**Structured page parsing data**
--
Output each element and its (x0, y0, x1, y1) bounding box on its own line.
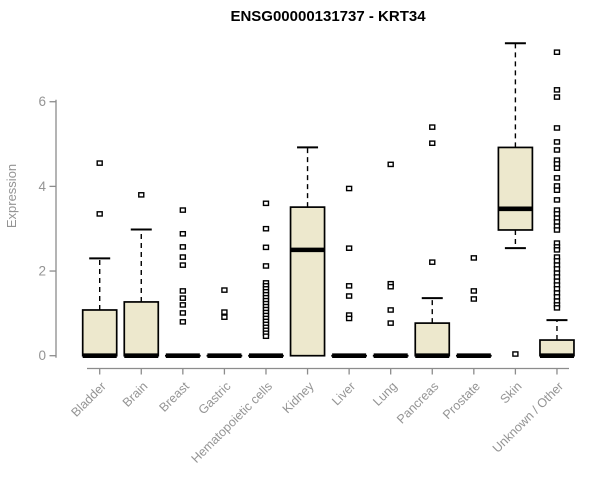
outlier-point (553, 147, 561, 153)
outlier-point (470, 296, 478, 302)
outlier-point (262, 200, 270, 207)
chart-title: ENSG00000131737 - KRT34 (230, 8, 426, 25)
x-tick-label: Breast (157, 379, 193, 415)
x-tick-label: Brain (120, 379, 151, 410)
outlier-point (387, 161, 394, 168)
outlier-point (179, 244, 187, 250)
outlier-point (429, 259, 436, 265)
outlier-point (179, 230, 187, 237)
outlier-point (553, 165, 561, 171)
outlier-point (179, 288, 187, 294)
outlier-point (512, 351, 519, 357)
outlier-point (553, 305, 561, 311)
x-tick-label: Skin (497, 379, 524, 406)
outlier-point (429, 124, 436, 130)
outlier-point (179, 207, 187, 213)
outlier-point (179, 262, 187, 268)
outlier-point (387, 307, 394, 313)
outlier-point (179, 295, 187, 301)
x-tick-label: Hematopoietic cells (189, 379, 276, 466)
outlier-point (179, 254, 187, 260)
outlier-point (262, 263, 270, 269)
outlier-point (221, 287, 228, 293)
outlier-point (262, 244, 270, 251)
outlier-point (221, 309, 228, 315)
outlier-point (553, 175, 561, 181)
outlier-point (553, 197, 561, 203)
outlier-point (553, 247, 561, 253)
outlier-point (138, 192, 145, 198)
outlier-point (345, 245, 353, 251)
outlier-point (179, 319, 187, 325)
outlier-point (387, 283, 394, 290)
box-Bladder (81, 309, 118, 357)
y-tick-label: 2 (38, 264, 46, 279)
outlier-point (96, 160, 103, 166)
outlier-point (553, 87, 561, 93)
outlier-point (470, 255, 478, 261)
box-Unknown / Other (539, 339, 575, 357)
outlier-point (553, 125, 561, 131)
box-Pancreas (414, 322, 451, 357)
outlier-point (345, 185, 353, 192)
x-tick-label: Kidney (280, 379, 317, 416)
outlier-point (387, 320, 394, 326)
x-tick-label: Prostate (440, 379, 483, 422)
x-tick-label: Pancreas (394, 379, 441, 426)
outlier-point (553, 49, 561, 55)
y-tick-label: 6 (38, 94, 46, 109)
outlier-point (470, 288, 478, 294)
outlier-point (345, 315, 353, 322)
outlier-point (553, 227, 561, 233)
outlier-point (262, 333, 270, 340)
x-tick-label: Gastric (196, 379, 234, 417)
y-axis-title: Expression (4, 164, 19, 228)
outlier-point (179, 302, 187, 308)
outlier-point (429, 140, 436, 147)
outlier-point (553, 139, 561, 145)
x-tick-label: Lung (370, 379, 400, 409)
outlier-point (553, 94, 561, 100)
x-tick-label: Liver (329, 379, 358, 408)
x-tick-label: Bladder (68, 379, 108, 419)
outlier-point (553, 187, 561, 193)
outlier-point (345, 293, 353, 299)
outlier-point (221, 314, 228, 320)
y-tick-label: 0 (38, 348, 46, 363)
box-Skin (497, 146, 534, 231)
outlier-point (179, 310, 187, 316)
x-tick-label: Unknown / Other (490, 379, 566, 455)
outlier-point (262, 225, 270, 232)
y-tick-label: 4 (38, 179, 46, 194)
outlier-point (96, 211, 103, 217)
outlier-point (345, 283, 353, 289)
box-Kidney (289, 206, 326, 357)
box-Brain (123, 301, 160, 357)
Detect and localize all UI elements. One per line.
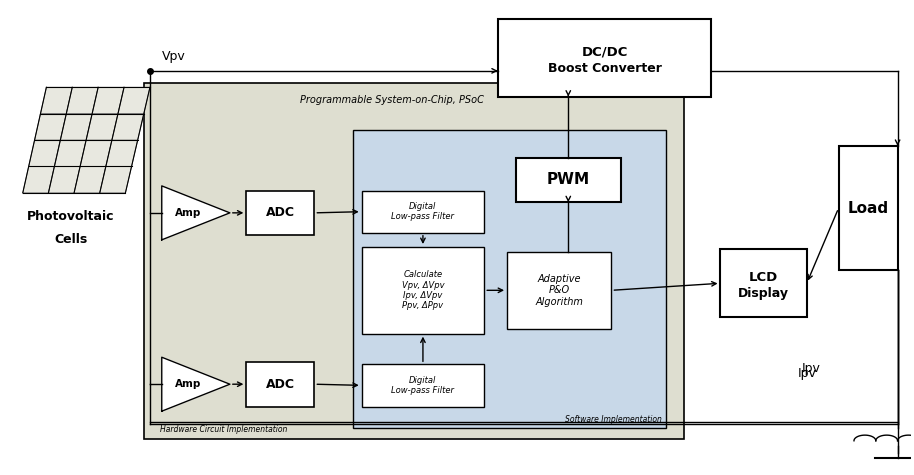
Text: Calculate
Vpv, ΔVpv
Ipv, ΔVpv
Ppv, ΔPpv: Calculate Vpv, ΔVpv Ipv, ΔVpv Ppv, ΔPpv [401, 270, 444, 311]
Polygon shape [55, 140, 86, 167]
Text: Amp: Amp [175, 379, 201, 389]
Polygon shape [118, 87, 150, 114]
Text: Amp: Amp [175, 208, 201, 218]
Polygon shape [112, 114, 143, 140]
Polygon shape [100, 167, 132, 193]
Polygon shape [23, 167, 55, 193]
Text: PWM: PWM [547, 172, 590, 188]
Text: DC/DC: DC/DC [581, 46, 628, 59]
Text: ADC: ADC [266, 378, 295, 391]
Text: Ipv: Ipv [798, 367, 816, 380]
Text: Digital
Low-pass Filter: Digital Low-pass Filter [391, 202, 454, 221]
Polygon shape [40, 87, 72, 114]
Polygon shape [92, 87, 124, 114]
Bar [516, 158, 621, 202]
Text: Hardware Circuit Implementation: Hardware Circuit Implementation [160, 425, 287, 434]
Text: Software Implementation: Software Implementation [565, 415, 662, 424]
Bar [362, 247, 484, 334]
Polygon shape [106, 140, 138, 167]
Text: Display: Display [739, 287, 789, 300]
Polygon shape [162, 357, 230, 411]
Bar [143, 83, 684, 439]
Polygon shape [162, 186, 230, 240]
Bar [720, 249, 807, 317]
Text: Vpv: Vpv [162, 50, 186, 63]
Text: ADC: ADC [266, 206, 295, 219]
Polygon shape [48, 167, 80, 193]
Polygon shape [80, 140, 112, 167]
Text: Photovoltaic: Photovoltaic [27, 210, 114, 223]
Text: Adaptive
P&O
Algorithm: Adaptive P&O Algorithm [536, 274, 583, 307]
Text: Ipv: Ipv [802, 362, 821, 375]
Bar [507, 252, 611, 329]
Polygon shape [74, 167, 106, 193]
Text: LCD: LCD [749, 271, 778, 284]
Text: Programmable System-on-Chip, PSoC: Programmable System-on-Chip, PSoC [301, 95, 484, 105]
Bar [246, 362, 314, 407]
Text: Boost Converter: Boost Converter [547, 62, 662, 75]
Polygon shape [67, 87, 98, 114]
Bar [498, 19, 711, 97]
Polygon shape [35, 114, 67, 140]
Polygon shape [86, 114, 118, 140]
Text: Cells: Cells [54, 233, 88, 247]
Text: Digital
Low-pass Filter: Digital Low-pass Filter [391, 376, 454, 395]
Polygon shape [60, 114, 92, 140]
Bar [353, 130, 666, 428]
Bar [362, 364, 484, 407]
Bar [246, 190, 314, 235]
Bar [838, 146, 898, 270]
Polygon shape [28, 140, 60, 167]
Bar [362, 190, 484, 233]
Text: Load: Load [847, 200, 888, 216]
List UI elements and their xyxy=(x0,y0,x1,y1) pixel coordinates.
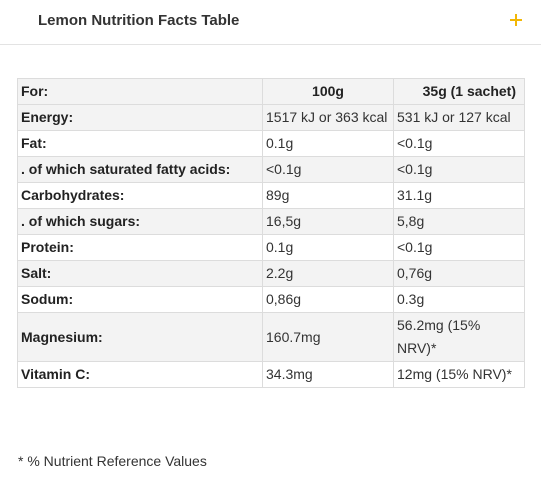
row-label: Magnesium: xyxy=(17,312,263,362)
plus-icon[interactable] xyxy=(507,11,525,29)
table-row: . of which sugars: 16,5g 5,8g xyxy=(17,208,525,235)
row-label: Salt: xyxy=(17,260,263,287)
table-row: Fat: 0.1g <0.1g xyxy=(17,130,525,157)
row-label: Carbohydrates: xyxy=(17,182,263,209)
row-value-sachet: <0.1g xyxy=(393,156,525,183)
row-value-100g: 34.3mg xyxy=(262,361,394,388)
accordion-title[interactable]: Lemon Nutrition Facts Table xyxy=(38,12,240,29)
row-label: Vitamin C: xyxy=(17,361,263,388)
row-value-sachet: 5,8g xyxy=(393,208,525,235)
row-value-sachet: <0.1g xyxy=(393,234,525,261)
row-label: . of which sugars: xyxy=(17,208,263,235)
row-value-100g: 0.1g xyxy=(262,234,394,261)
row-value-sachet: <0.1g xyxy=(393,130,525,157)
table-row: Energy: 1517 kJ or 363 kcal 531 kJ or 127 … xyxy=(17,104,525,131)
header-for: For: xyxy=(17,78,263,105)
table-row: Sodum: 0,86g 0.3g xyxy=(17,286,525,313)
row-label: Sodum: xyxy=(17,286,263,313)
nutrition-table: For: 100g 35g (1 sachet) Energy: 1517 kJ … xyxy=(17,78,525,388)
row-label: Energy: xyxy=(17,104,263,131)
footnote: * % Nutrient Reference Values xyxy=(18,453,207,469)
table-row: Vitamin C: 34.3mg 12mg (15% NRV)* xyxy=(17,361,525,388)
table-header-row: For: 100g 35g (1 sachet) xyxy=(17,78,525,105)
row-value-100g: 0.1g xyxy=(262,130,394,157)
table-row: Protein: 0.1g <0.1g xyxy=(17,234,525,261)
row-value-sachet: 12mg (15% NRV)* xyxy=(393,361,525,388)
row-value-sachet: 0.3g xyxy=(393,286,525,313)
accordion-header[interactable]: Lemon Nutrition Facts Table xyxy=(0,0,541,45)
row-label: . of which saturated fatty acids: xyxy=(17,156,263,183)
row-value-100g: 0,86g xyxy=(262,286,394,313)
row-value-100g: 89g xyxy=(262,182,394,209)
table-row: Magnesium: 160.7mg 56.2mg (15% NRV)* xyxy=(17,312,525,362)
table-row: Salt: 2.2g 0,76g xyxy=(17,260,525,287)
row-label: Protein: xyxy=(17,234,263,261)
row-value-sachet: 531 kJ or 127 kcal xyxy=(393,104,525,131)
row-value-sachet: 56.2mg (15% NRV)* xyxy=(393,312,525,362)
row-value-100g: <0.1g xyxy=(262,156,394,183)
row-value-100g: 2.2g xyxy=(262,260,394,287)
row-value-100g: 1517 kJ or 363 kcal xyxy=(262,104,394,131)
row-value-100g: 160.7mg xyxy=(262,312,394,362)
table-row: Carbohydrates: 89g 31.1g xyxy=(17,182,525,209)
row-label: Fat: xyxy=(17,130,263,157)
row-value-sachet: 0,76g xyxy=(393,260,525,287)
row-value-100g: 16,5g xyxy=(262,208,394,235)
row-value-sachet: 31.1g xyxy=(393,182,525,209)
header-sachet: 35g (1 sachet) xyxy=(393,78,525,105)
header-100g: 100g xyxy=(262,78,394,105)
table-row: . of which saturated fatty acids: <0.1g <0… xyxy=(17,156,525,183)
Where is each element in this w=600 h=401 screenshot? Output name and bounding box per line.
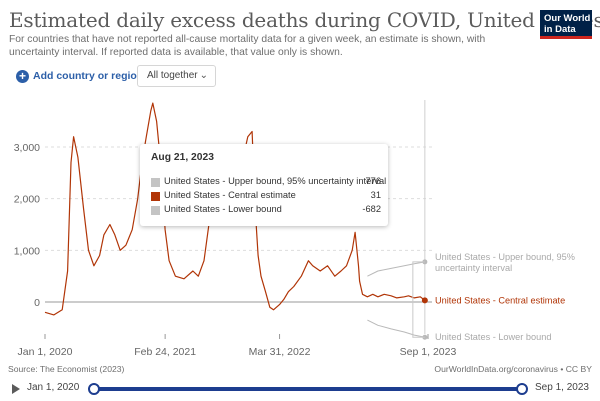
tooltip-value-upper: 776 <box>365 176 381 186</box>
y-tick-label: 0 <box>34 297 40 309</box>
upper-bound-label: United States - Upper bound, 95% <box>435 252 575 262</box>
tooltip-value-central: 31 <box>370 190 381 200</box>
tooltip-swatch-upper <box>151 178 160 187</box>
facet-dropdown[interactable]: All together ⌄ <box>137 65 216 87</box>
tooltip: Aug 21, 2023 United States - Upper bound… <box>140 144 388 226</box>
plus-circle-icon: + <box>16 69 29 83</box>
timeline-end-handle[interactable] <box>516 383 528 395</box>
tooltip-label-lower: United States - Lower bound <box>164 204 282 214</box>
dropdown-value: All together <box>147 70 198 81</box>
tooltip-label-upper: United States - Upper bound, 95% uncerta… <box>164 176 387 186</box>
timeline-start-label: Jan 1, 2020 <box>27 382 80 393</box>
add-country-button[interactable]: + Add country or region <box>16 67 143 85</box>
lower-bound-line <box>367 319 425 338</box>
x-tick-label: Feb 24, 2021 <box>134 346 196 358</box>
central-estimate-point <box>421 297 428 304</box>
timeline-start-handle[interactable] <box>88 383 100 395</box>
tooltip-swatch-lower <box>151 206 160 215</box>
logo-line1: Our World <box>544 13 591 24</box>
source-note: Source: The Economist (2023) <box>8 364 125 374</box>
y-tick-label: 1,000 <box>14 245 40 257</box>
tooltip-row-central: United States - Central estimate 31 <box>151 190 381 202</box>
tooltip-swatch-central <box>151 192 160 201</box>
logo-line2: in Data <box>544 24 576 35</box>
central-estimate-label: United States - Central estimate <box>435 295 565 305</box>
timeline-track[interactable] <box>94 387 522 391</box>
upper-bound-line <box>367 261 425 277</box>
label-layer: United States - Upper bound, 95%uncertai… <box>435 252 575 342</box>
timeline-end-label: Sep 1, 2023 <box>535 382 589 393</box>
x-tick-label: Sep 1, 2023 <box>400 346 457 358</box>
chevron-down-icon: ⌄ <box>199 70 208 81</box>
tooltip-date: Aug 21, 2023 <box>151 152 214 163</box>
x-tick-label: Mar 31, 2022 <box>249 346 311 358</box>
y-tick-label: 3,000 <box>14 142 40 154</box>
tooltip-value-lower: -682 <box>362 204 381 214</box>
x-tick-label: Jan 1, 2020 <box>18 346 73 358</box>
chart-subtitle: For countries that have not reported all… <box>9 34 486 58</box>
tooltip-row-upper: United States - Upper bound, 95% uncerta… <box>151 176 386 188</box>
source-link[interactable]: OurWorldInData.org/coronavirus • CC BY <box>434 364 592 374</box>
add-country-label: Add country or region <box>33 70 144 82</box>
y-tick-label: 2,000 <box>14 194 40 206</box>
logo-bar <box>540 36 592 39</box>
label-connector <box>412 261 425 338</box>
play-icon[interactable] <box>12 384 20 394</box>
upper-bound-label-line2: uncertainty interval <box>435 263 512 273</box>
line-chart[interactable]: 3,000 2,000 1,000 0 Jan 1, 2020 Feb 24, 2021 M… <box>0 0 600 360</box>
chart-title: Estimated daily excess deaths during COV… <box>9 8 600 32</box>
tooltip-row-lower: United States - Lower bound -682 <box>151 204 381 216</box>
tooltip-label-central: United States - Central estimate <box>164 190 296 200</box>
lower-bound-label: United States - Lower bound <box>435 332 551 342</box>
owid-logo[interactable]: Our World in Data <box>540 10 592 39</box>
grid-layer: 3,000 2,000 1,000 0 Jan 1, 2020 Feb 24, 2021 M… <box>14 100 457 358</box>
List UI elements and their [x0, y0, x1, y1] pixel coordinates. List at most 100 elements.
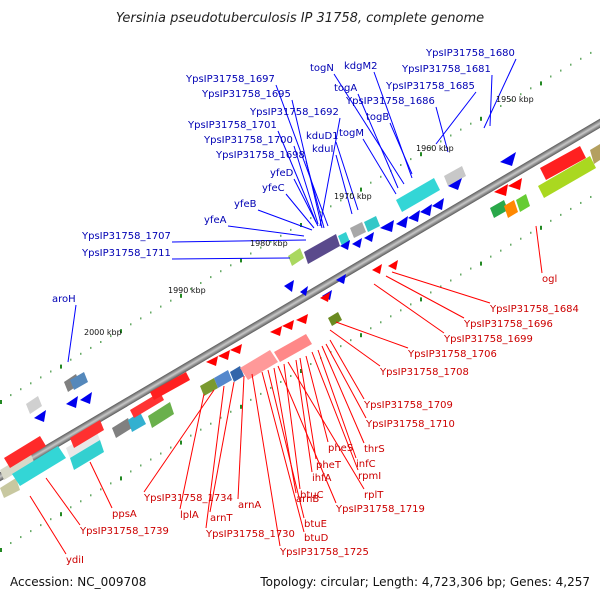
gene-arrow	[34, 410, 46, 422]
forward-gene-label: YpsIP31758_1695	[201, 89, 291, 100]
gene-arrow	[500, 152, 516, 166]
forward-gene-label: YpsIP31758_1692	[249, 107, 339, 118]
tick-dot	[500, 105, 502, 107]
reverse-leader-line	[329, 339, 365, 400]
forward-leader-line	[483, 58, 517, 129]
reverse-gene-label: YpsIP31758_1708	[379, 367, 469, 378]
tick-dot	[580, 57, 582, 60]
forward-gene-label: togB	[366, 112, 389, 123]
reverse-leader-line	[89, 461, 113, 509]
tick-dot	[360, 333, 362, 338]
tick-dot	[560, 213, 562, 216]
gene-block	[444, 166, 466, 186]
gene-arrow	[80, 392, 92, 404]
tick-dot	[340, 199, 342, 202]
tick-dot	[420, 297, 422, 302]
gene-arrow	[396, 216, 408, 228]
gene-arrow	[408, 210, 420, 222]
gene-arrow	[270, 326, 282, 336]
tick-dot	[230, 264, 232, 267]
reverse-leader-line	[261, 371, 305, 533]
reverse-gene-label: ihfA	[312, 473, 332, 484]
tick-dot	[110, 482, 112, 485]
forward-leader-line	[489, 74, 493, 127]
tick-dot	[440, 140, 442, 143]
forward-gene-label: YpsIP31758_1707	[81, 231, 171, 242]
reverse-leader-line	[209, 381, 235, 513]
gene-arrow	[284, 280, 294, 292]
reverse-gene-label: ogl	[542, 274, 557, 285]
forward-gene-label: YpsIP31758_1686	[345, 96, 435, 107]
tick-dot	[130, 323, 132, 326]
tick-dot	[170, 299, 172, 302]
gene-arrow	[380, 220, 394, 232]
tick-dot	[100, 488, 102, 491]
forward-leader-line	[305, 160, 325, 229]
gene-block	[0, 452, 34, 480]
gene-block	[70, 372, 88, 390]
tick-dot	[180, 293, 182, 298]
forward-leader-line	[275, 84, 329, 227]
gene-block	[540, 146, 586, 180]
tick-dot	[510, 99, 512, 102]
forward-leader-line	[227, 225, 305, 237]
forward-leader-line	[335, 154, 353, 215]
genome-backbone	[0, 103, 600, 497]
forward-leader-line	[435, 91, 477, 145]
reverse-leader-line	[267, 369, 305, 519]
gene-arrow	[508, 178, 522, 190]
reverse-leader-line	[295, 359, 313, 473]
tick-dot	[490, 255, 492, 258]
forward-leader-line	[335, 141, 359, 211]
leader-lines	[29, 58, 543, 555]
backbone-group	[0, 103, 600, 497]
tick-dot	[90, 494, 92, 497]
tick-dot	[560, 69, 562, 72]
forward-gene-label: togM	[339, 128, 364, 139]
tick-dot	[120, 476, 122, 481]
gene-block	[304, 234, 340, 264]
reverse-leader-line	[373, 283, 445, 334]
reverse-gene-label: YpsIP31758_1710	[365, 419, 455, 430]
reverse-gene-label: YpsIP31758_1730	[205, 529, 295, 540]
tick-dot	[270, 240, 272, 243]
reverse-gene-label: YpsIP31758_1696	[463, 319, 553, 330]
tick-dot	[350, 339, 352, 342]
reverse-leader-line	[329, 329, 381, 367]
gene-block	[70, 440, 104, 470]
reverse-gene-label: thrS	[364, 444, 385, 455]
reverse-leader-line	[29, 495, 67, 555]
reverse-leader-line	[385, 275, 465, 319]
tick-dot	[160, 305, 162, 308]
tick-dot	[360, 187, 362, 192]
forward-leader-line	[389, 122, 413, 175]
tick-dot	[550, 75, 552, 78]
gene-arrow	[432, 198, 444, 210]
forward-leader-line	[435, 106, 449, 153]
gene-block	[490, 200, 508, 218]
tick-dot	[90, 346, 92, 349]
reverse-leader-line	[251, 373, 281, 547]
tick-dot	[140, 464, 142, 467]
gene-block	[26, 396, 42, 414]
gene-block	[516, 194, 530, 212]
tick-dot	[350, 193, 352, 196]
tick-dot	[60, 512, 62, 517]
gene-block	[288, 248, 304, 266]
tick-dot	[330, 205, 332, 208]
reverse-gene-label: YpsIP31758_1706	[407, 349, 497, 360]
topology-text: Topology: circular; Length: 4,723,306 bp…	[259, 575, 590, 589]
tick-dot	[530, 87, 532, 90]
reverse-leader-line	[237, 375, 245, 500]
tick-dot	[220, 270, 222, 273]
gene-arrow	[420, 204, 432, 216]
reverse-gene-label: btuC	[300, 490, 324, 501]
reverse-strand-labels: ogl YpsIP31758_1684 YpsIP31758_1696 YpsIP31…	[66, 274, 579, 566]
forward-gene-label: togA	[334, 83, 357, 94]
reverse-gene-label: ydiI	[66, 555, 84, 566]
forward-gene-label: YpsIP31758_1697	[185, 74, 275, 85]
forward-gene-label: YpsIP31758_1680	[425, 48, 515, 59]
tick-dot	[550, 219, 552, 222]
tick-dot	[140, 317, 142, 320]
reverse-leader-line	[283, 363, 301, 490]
--
**Exercise aim**
Which of the lines above hold the word "plus"? Copy each one.

**Reply**
plus-icon[interactable] xyxy=(507,11,525,29)
plus-circle-icon: + <box>16 69 29 83</box>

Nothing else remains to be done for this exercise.